What the exercise asks:
Wherever the string "engine" appears in a line, extract that line.

--- Data for the task ---

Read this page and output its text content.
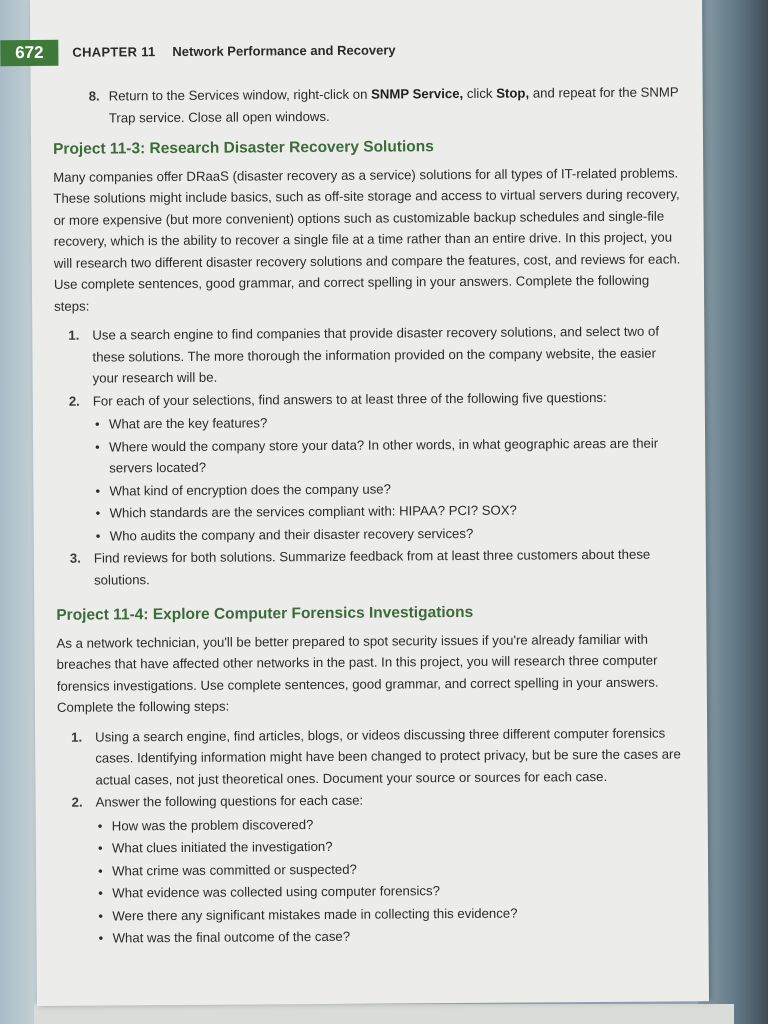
672	CHAPTER 11 Network Performance and Recovery
8. Return to the Services window, right-click on SNMP Service, click Stop, and repeat for the SNMP Trap service. Close all open windows.
Project 11-3: Research Disaster Recovery Solutions

Many companies offer DRaaS (disaster recovery as a service) solutions for all types of IT-related problems. These solutions might include basics, such as off-site storage and access to virtual servers during recovery, or more expensive (but more convenient) options such as customizable backup schedules and single-file recovery, which is the ability to recover a single file at a time rather than an entire drive. In this project, you will research two different disaster recovery solutions and compare the features, cost, and reviews for each. Use complete sentences, good grammar, and correct spelling in your answers. Complete the following steps:

1. Use a search engine to find companies that provide disaster recovery solutions, and select two of these solutions. The more thorough the information provided on the company website, the easier your research will be.
2. For each of your selections, find answers to at least three of the following five questions:
• What are the key features?
• Where would the company store your data? In other words, in what geographic areas are their servers located?
• What kind of encryption does the company use?
• Which standards are the services compliant with: HIPAA? PCI? SOX?
• Who audits the company and their disaster recovery services?
3. Find reviews for both solutions. Summarize feedback from at least three customers about these solutions.
Project 11-4: Explore Computer Forensics Investigations

As a network technician, you'll be better prepared to spot security issues if you're already familiar with breaches that have affected other networks in the past. In this project, you will research three computer forensics investigations. Use complete sentences, good grammar, and correct spelling in your answers. Complete the following steps:

1. Using a search engine, find articles, blogs, or videos discussing three different computer forensics cases. Identifying information might have been changed to protect privacy, but be sure the cases are actual cases, not just theoretical ones. Document your source or sources for each case.
2. Answer the following questions for each case:
• How was the problem discovered?
• What clues initiated the investigation?
• What crime was committed or suspected?
• What evidence was collected using computer forensics?
• Were there any significant mistakes made in collecting this evidence?
• What was the final outcome of the case?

---

Solution to the exercise:
1. Use a search engine to find companies that provide disaster recovery solutions, and select two of these solutions. The more thorough the information provided on the company website, the easier your research will be.
1. Using a search engine, find articles, blogs, or videos discussing three different computer forensics cases. Identifying information might have been changed to protect privacy, but be sure the cases are actual cases, not just theoretical ones. Document your source or sources for each case.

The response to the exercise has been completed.